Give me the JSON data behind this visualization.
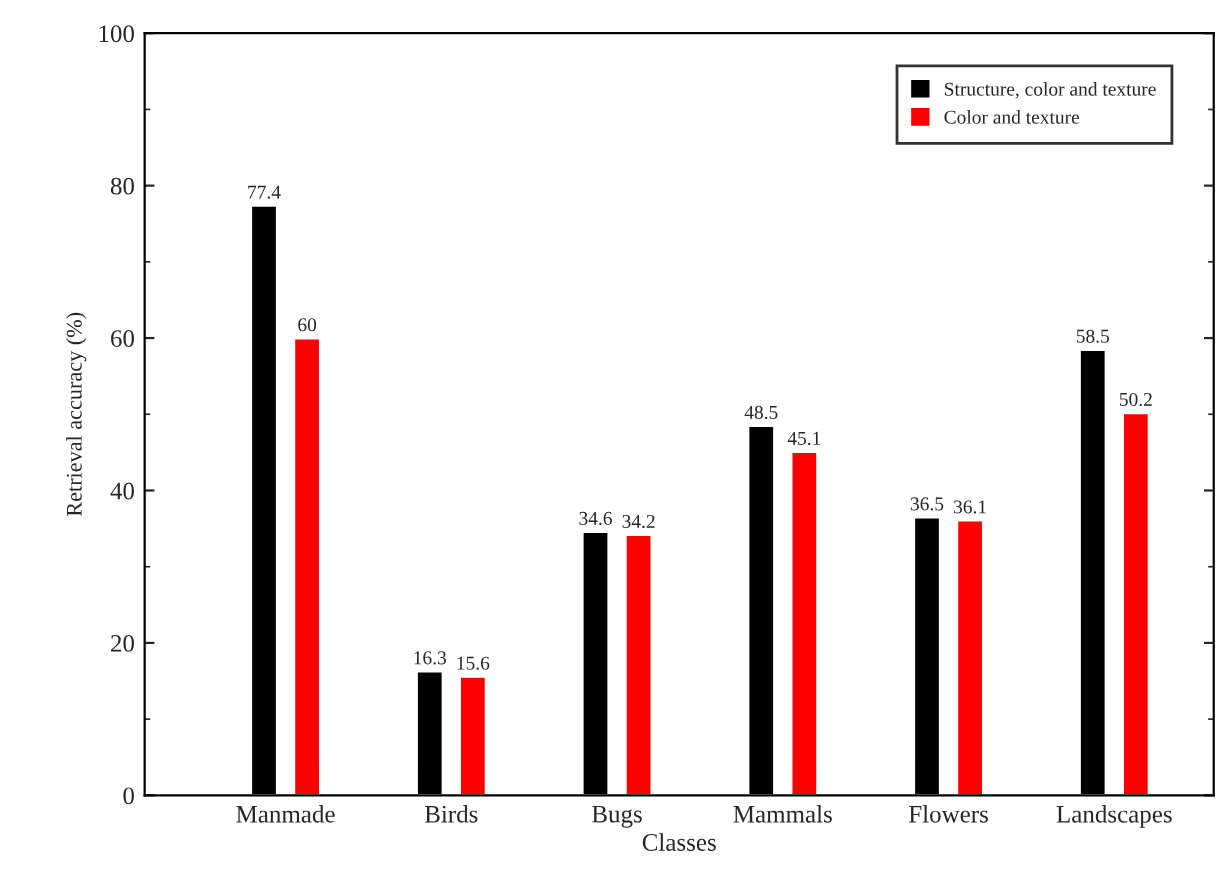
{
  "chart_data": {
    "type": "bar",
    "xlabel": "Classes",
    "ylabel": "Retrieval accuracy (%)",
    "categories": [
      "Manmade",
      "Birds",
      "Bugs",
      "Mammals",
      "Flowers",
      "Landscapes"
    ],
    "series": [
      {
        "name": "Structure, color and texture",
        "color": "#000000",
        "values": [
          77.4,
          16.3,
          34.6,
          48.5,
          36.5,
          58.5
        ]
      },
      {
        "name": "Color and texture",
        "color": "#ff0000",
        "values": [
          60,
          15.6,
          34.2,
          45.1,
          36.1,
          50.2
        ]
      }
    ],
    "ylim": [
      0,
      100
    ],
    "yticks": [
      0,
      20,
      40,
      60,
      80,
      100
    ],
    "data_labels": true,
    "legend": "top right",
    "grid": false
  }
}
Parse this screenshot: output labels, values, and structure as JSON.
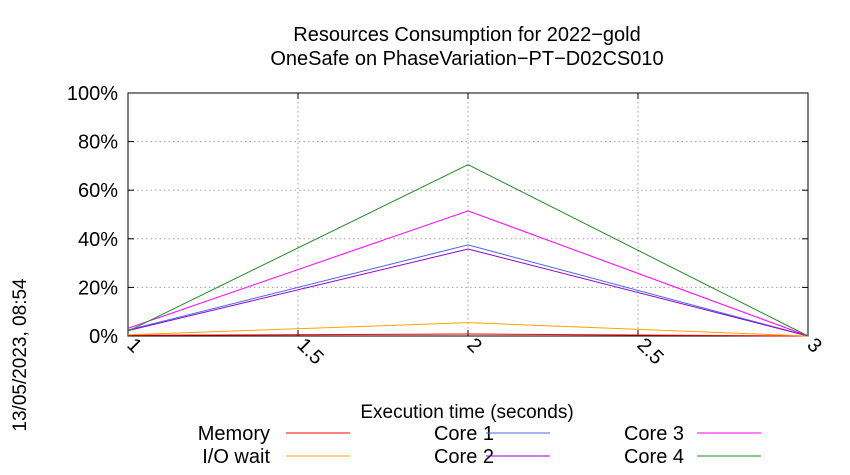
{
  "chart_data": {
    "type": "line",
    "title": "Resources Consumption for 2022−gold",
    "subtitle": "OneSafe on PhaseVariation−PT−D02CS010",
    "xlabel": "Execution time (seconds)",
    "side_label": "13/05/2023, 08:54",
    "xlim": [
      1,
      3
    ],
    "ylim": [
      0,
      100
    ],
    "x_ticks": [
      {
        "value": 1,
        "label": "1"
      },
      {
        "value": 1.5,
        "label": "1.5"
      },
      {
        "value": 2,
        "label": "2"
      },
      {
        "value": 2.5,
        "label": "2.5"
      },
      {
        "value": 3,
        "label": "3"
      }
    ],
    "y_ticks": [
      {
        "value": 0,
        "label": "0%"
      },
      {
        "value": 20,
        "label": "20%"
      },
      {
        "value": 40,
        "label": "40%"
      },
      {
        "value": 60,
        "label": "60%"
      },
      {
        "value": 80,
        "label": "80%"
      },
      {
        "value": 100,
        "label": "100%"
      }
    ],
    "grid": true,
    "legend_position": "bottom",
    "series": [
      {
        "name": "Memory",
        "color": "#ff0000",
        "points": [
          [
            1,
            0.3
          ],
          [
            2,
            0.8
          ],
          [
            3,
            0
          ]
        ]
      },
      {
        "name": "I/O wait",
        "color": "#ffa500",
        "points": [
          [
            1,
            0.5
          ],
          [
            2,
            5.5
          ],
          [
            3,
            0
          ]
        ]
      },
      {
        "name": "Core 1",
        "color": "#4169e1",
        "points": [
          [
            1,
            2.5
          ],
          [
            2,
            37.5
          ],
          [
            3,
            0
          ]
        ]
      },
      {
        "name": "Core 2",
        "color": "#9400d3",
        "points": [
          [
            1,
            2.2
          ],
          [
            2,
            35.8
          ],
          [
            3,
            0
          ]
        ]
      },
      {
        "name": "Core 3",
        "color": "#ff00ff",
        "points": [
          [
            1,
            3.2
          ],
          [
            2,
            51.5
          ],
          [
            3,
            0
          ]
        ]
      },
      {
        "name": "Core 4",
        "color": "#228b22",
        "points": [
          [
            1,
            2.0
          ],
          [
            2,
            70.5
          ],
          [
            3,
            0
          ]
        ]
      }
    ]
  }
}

* [Exercise aim]:
Copy out each line word for word, please, skipping the images.

* [Written solution]:
Give me the JSON data behind this visualization.
{
  "chart_data": {
    "type": "bar",
    "xlabel": "Classes",
    "ylabel": "Retrieval accuracy (%)",
    "categories": [
      "Manmade",
      "Birds",
      "Bugs",
      "Mammals",
      "Flowers",
      "Landscapes"
    ],
    "series": [
      {
        "name": "Structure, color and texture",
        "color": "#000000",
        "values": [
          77.4,
          16.3,
          34.6,
          48.5,
          36.5,
          58.5
        ]
      },
      {
        "name": "Color and texture",
        "color": "#ff0000",
        "values": [
          60,
          15.6,
          34.2,
          45.1,
          36.1,
          50.2
        ]
      }
    ],
    "ylim": [
      0,
      100
    ],
    "yticks": [
      0,
      20,
      40,
      60,
      80,
      100
    ],
    "data_labels": true,
    "legend": "top right",
    "grid": false
  }
}
Parse this screenshot: output labels, values, and structure as JSON.
{
  "chart_data": {
    "type": "line",
    "title": "Resources Consumption for 2022−gold",
    "subtitle": "OneSafe on PhaseVariation−PT−D02CS010",
    "xlabel": "Execution time (seconds)",
    "side_label": "13/05/2023, 08:54",
    "xlim": [
      1,
      3
    ],
    "ylim": [
      0,
      100
    ],
    "x_ticks": [
      {
        "value": 1,
        "label": "1"
      },
      {
        "value": 1.5,
        "label": "1.5"
      },
      {
        "value": 2,
        "label": "2"
      },
      {
        "value": 2.5,
        "label": "2.5"
      },
      {
        "value": 3,
        "label": "3"
      }
    ],
    "y_ticks": [
      {
        "value": 0,
        "label": "0%"
      },
      {
        "value": 20,
        "label": "20%"
      },
      {
        "value": 40,
        "label": "40%"
      },
      {
        "value": 60,
        "label": "60%"
      },
      {
        "value": 80,
        "label": "80%"
      },
      {
        "value": 100,
        "label": "100%"
      }
    ],
    "grid": true,
    "legend_position": "bottom",
    "series": [
      {
        "name": "Memory",
        "color": "#ff0000",
        "points": [
          [
            1,
            0.3
          ],
          [
            2,
            0.8
          ],
          [
            3,
            0
          ]
        ]
      },
      {
        "name": "I/O wait",
        "color": "#ffa500",
        "points": [
          [
            1,
            0.5
          ],
          [
            2,
            5.5
          ],
          [
            3,
            0
          ]
        ]
      },
      {
        "name": "Core 1",
        "color": "#4169e1",
        "points": [
          [
            1,
            2.5
          ],
          [
            2,
            37.5
          ],
          [
            3,
            0
          ]
        ]
      },
      {
        "name": "Core 2",
        "color": "#9400d3",
        "points": [
          [
            1,
            2.2
          ],
          [
            2,
            35.8
          ],
          [
            3,
            0
          ]
        ]
      },
      {
        "name": "Core 3",
        "color": "#ff00ff",
        "points": [
          [
            1,
            3.2
          ],
          [
            2,
            51.5
          ],
          [
            3,
            0
          ]
        ]
      },
      {
        "name": "Core 4",
        "color": "#228b22",
        "points": [
          [
            1,
            2.0
          ],
          [
            2,
            70.5
          ],
          [
            3,
            0
          ]
        ]
      }
    ]
  }
}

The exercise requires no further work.